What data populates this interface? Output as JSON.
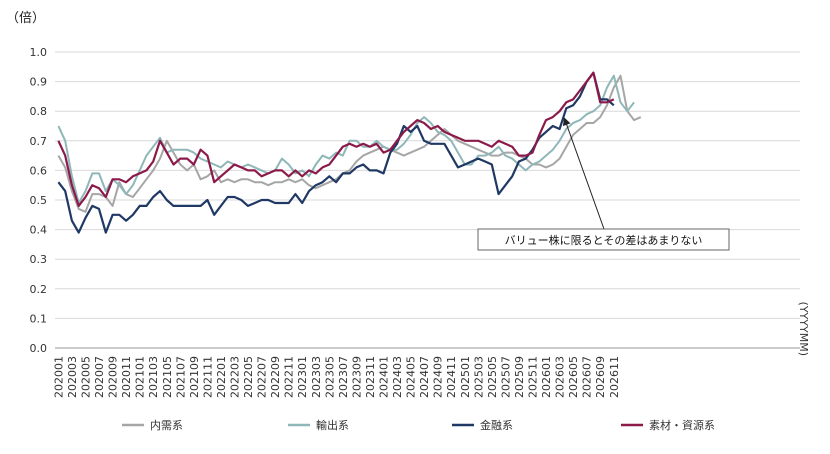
{
  "chart_data": {
    "type": "line",
    "unit_label": "（倍）",
    "xlabel": "(YYYYMM)",
    "ylim": [
      0.0,
      1.0
    ],
    "y_ticks": [
      "0.0",
      "0.1",
      "0.2",
      "0.3",
      "0.4",
      "0.5",
      "0.6",
      "0.7",
      "0.8",
      "0.9",
      "1.0"
    ],
    "x_tick_labels": [
      "202001",
      "202003",
      "202005",
      "202007",
      "202009",
      "202011",
      "202101",
      "202103",
      "202105",
      "202107",
      "202109",
      "202111",
      "202201",
      "202203",
      "202205",
      "202207",
      "202209",
      "202211",
      "202301",
      "202303",
      "202305",
      "202307",
      "202309",
      "202311",
      "202401",
      "202403",
      "202405",
      "202407",
      "202409",
      "202411",
      "202501",
      "202503",
      "202505",
      "202507",
      "202509",
      "202511",
      "202601",
      "202603",
      "202605"
    ],
    "x_tick_labels_extra": [
      "202607",
      "202609",
      "202611"
    ],
    "grid": "horizontal",
    "legend_position": "bottom",
    "annotation": {
      "text": "バリュー株に限るとその差はあまりない",
      "target_month": "202604",
      "target_value": 0.79
    },
    "series": [
      {
        "name": "内需系",
        "color": "#a6a6a6",
        "values": [
          0.65,
          0.61,
          0.53,
          0.47,
          0.46,
          0.52,
          0.52,
          0.51,
          0.48,
          0.56,
          0.52,
          0.51,
          0.54,
          0.57,
          0.6,
          0.64,
          0.7,
          0.66,
          0.62,
          0.6,
          0.62,
          0.57,
          0.58,
          0.6,
          0.56,
          0.57,
          0.56,
          0.57,
          0.57,
          0.56,
          0.56,
          0.55,
          0.56,
          0.56,
          0.57,
          0.56,
          0.57,
          0.55,
          0.54,
          0.55,
          0.56,
          0.57,
          0.59,
          0.6,
          0.63,
          0.65,
          0.66,
          0.67,
          0.68,
          0.67,
          0.66,
          0.65,
          0.66,
          0.67,
          0.68,
          0.7,
          0.72,
          0.74,
          0.72,
          0.7,
          0.69,
          0.68,
          0.67,
          0.66,
          0.65,
          0.65,
          0.66,
          0.66,
          0.65,
          0.64,
          0.62,
          0.62,
          0.61,
          0.62,
          0.64,
          0.68,
          0.72,
          0.74,
          0.76,
          0.76,
          0.78,
          0.82,
          0.88,
          0.92,
          0.8,
          0.77,
          0.78
        ]
      },
      {
        "name": "輸出系",
        "color": "#8fb7b8",
        "values": [
          0.75,
          0.7,
          0.58,
          0.49,
          0.53,
          0.59,
          0.59,
          0.53,
          0.57,
          0.55,
          0.52,
          0.55,
          0.6,
          0.65,
          0.68,
          0.71,
          0.66,
          0.67,
          0.67,
          0.67,
          0.66,
          0.64,
          0.63,
          0.62,
          0.61,
          0.63,
          0.62,
          0.61,
          0.62,
          0.61,
          0.6,
          0.59,
          0.6,
          0.64,
          0.62,
          0.59,
          0.6,
          0.58,
          0.62,
          0.65,
          0.64,
          0.66,
          0.65,
          0.7,
          0.7,
          0.68,
          0.68,
          0.7,
          0.68,
          0.67,
          0.67,
          0.69,
          0.72,
          0.76,
          0.78,
          0.76,
          0.73,
          0.72,
          0.7,
          0.66,
          0.62,
          0.62,
          0.65,
          0.65,
          0.66,
          0.68,
          0.65,
          0.64,
          0.62,
          0.6,
          0.62,
          0.63,
          0.65,
          0.67,
          0.7,
          0.74,
          0.76,
          0.77,
          0.79,
          0.8,
          0.82,
          0.88,
          0.92,
          0.83,
          0.8,
          0.83
        ]
      },
      {
        "name": "金融系",
        "color": "#1f3864",
        "values": [
          0.56,
          0.53,
          0.43,
          0.39,
          0.44,
          0.48,
          0.47,
          0.39,
          0.45,
          0.45,
          0.43,
          0.45,
          0.48,
          0.48,
          0.51,
          0.53,
          0.5,
          0.48,
          0.48,
          0.48,
          0.48,
          0.48,
          0.5,
          0.45,
          0.48,
          0.51,
          0.51,
          0.5,
          0.48,
          0.49,
          0.5,
          0.5,
          0.49,
          0.49,
          0.49,
          0.52,
          0.49,
          0.53,
          0.55,
          0.56,
          0.58,
          0.56,
          0.59,
          0.59,
          0.61,
          0.62,
          0.6,
          0.6,
          0.59,
          0.66,
          0.69,
          0.75,
          0.73,
          0.75,
          0.7,
          0.69,
          0.69,
          0.69,
          0.65,
          0.61,
          0.62,
          0.63,
          0.64,
          0.63,
          0.62,
          0.52,
          0.55,
          0.58,
          0.63,
          0.64,
          0.67,
          0.71,
          0.73,
          0.75,
          0.74,
          0.81,
          0.82,
          0.85,
          0.9,
          0.93,
          0.84,
          0.84,
          0.82
        ]
      },
      {
        "name": "素材・資源系",
        "color": "#8b1a4a",
        "values": [
          0.7,
          0.65,
          0.55,
          0.48,
          0.51,
          0.55,
          0.54,
          0.51,
          0.57,
          0.57,
          0.56,
          0.58,
          0.59,
          0.6,
          0.63,
          0.7,
          0.66,
          0.62,
          0.64,
          0.64,
          0.62,
          0.67,
          0.65,
          0.56,
          0.58,
          0.6,
          0.62,
          0.61,
          0.6,
          0.6,
          0.58,
          0.59,
          0.6,
          0.6,
          0.58,
          0.6,
          0.58,
          0.6,
          0.59,
          0.61,
          0.62,
          0.65,
          0.68,
          0.69,
          0.68,
          0.69,
          0.68,
          0.69,
          0.66,
          0.67,
          0.7,
          0.73,
          0.75,
          0.77,
          0.76,
          0.74,
          0.75,
          0.73,
          0.72,
          0.71,
          0.7,
          0.7,
          0.7,
          0.69,
          0.68,
          0.7,
          0.69,
          0.68,
          0.65,
          0.65,
          0.66,
          0.72,
          0.77,
          0.78,
          0.8,
          0.83,
          0.84,
          0.87,
          0.9,
          0.93,
          0.83,
          0.83,
          0.84
        ]
      }
    ]
  }
}
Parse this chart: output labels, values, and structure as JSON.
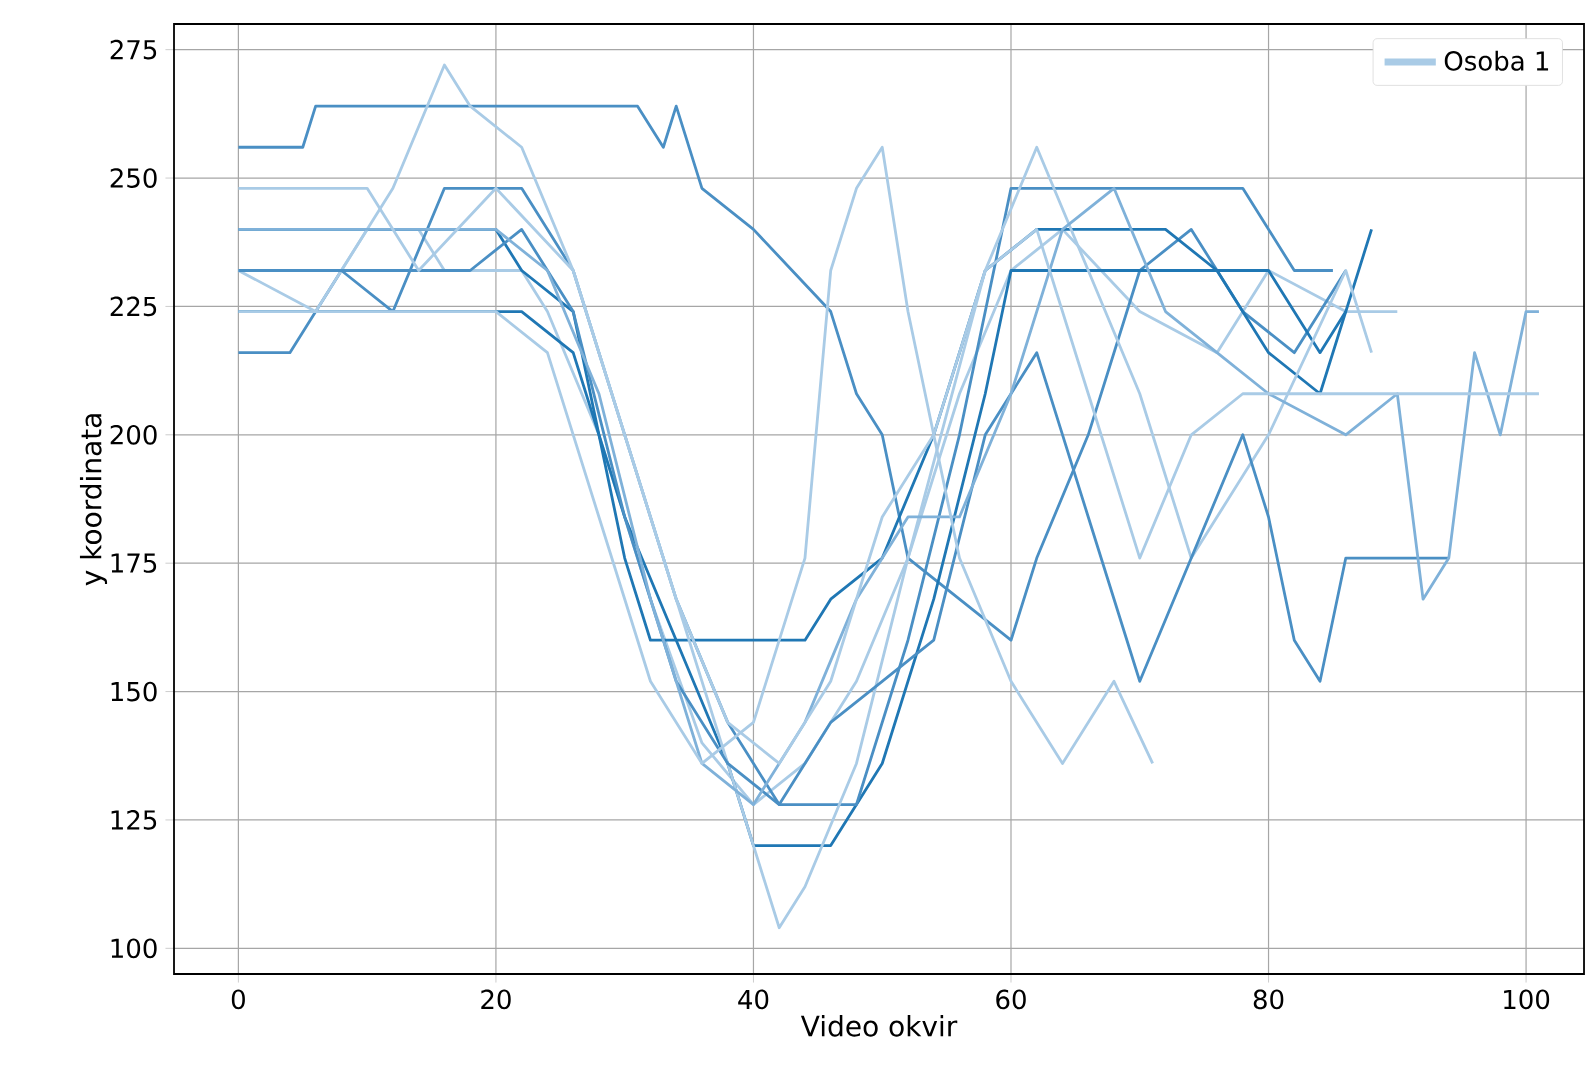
{
  "chart_data": {
    "type": "line",
    "xlabel": "Video okvir",
    "ylabel": "y koordinata",
    "xlim": [
      -5,
      104.5
    ],
    "ylim": [
      95,
      280
    ],
    "xticks": [
      0,
      20,
      40,
      60,
      80,
      100
    ],
    "yticks": [
      100,
      125,
      150,
      175,
      200,
      225,
      250,
      275
    ],
    "grid": true,
    "legend": "top right",
    "series": [
      {
        "name": "Osoba 1",
        "color": "#a9cbe6",
        "x": [
          0,
          8,
          10,
          14,
          16,
          22,
          24,
          28,
          32,
          36,
          40,
          44,
          48,
          52,
          56,
          60,
          64,
          70,
          76,
          80,
          86,
          90
        ],
        "values": [
          232,
          232,
          240,
          240,
          232,
          232,
          224,
          200,
          168,
          140,
          128,
          136,
          152,
          176,
          208,
          232,
          240,
          224,
          216,
          232,
          224,
          224
        ]
      },
      {
        "color": "#4a8fc4",
        "x": [
          0,
          5,
          6,
          31,
          33,
          34,
          36,
          40,
          43,
          46,
          48,
          50,
          52,
          56,
          60,
          62,
          66,
          70,
          74,
          78,
          82,
          86
        ],
        "values": [
          256,
          256,
          264,
          264,
          256,
          264,
          248,
          240,
          232,
          224,
          208,
          200,
          176,
          168,
          160,
          176,
          200,
          232,
          240,
          224,
          216,
          232
        ]
      },
      {
        "color": "#1f77b4",
        "x": [
          0,
          20,
          22,
          26,
          30,
          32,
          44,
          46,
          50,
          54,
          58,
          62,
          72,
          76,
          80,
          84,
          88
        ],
        "values": [
          240,
          240,
          232,
          224,
          176,
          160,
          160,
          168,
          176,
          200,
          232,
          240,
          240,
          232,
          216,
          208,
          240
        ]
      },
      {
        "color": "#1f77b4",
        "x": [
          0,
          22,
          26,
          30,
          34,
          38,
          40,
          46,
          50,
          54,
          58,
          60,
          80,
          84,
          86
        ],
        "values": [
          224,
          224,
          216,
          184,
          160,
          136,
          120,
          120,
          136,
          168,
          208,
          232,
          232,
          216,
          224
        ]
      },
      {
        "color": "#4a8fc4",
        "x": [
          0,
          4,
          8,
          12,
          16,
          22,
          26,
          30,
          34,
          38,
          42,
          48,
          52,
          56,
          60,
          78,
          82,
          85
        ],
        "values": [
          216,
          216,
          232,
          224,
          248,
          248,
          232,
          200,
          168,
          144,
          128,
          128,
          160,
          200,
          248,
          248,
          232,
          232
        ]
      },
      {
        "color": "#a9cbe6",
        "x": [
          0,
          6,
          12,
          16,
          18,
          22,
          26,
          32,
          36,
          40,
          42,
          44,
          48,
          52,
          58,
          62,
          66,
          70,
          74,
          80,
          86,
          88
        ],
        "values": [
          232,
          224,
          248,
          272,
          264,
          256,
          232,
          184,
          152,
          120,
          104,
          112,
          136,
          176,
          232,
          256,
          232,
          208,
          176,
          200,
          232,
          216
        ]
      },
      {
        "color": "#4a8fc4",
        "x": [
          0,
          18,
          22,
          26,
          30,
          34,
          38,
          42,
          46,
          50,
          54,
          58,
          62,
          66,
          70,
          74,
          78,
          80,
          82,
          84,
          86,
          94
        ],
        "values": [
          232,
          232,
          240,
          224,
          184,
          152,
          136,
          128,
          144,
          152,
          160,
          200,
          216,
          184,
          152,
          176,
          200,
          184,
          160,
          152,
          176,
          176
        ]
      },
      {
        "color": "#7fb1d9",
        "x": [
          0,
          20,
          24,
          28,
          32,
          36,
          40,
          44,
          48,
          52,
          56,
          60,
          64,
          68,
          72,
          76,
          80,
          86,
          90,
          92,
          94,
          96,
          98,
          100,
          101
        ],
        "values": [
          240,
          240,
          232,
          208,
          168,
          136,
          128,
          144,
          168,
          184,
          184,
          208,
          240,
          248,
          224,
          216,
          208,
          200,
          208,
          168,
          176,
          216,
          200,
          224,
          224
        ]
      },
      {
        "color": "#a9cbe6",
        "x": [
          0,
          20,
          24,
          28,
          32,
          36,
          40,
          44,
          46,
          48,
          50,
          52,
          54,
          56,
          60,
          64,
          68,
          71
        ],
        "values": [
          224,
          224,
          216,
          184,
          152,
          136,
          144,
          176,
          232,
          248,
          256,
          224,
          200,
          176,
          152,
          136,
          152,
          136
        ]
      },
      {
        "color": "#a9cbe6",
        "x": [
          0,
          10,
          14,
          20,
          26,
          30,
          34,
          38,
          42,
          46,
          50,
          54,
          58,
          62,
          66,
          70,
          74,
          78,
          86,
          101
        ],
        "values": [
          248,
          248,
          232,
          248,
          232,
          200,
          168,
          144,
          136,
          152,
          184,
          200,
          232,
          240,
          208,
          176,
          200,
          208,
          208,
          208
        ]
      }
    ]
  }
}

==========

Short task.
Extract lines where the string "JSON" occurs.

Task answer.
What data populates this interface? Output as JSON.
Parse this chart: output labels, values, and structure as JSON.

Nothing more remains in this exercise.